» **OBJECTIVE 1**: From the article on the 1896 Chimurenga, list every person killed in the attack on the Porta Farm homestead.
» **OBJECTIVE 2**: According to the article on the 1896 Chimurenga, why did Shona communities consider Ndebele military raiders a more tolerable problem than the BSAC?
» **OBJECTIVE 3**: In the article on the 1896 Chimurenga, on what date and where was Joseph Norton killed?

» **PASSAGE GIVEN**:
########################################

The trimesters of heroes’ patriotic activities

Saul Gwakuba Ndlovu
FOR reasons that are difficult to appreciate, the white settlers in general and the British South Africa Company (BSAC) administrators in particular, believed at that time (1896) that Shona people welcomed them very much in their region.

That they were displacing and dispossessing whole Shona communities was to those white people nothing to worry about. Their explanation was that they were saviours of the Shona people from Ndebele military raids, and that the Shona communities should treat them as allies rather than as enemies.

The truth was, however, that although the Ndebele state was a military one, and that it depended on seasonal raids on militarily weaker nations in the regions as was the norm and practice of every military state all over the world, its raids lasted only a few weeks whereas the BSAC’s Pioneer Column had obviously come to settle permanently.

And not only to settle, but also to displace hundreds of thousands of people from their land, to seize their livestock and force them to work for them, and pay tax in the process.

The white people went further than this by claiming to be the new rulers of the land, replacing the Shona chiefs whom they were disrespectfully referring to as “boys” whose duty was to take and obey orders of the BSAC settlers. The Shona communities felt that Ndebele military raiders were a more tolerable problem in that they came and went away than the BSAC which had come to sink roots forever.

It was during that tense atmosphere that a white prospector, Mr Docherty, was murdered in May 1896 in the Lomagundi District. A few suspects were apprehended but were later released for lack of clear evidence of their involvement.

That was, however, the beginning of what is now called Chimurenga. On 17 June 1896 Joseph Norton who had grabbed a large chunk of land some 50km or so west of Fort Salisbury, and called it Porta Farm was killed at Chief Nyamweda’s village, south of his holding.

He had gone there to complain to the chief about the local people’s disruptive and disturbing behavior and influence on his black workers, many of whom were Chief Nyamweda’s subjects.

While Norton was away at Chief Nyamweda’s palace, an unknown number of Shona revolutionaries attacked the Porta Farm homestead. They killed Mrs. Joseph Norton, her baby daughter, two white male employees James Alexander and Harry Gravenor, a white female employee, a Miss Fairweather, and two black domestic workers of Mozambican origin.

The sole survivor was a young white employee of the Nortons, George Reginald Talbot, who was away at Fort Salisbury when the attack was made on the farmstead.

########################################

» **GIVEN DATA**:
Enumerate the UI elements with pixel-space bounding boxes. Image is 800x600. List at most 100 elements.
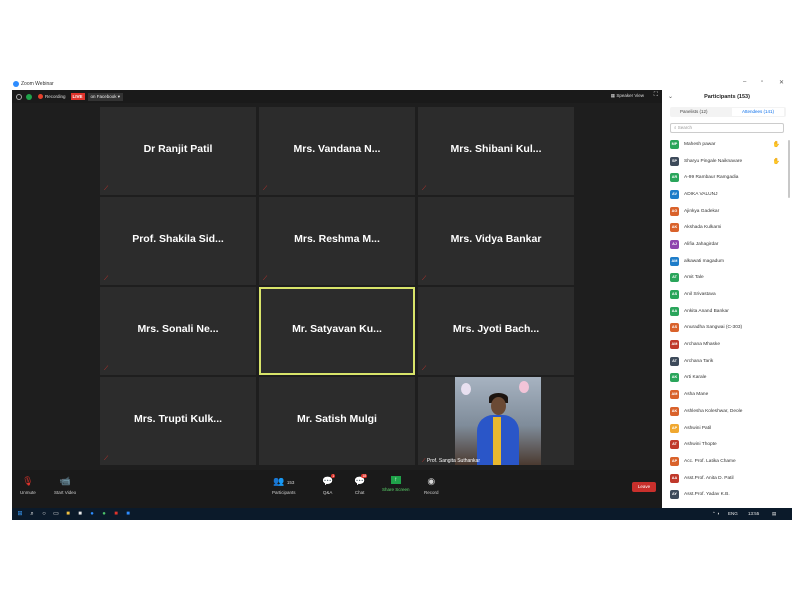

########################################

» **EXPECTED ANSWER 1**:
- Mrs. Joseph Norton
- Her baby daughter
- James Alexander, a white male employee
- Harry Gravenor, a white male employee
- Miss Fairweather, a white female employee
- Two black domestic workers of Mozambican origin

» **EXPECTED ANSWER 2**: The Ndebele raiders came and went, and their raids lasted only a few weeks. The BSAC had come to settle permanently, "to sink roots forever," while displacing people, seizing their livestock, forcing them to work and making them pay tax.

» **EXPECTED ANSWER 3**: He was killed on 17 June 1896 at Chief Nyamweda's village, south of his holding.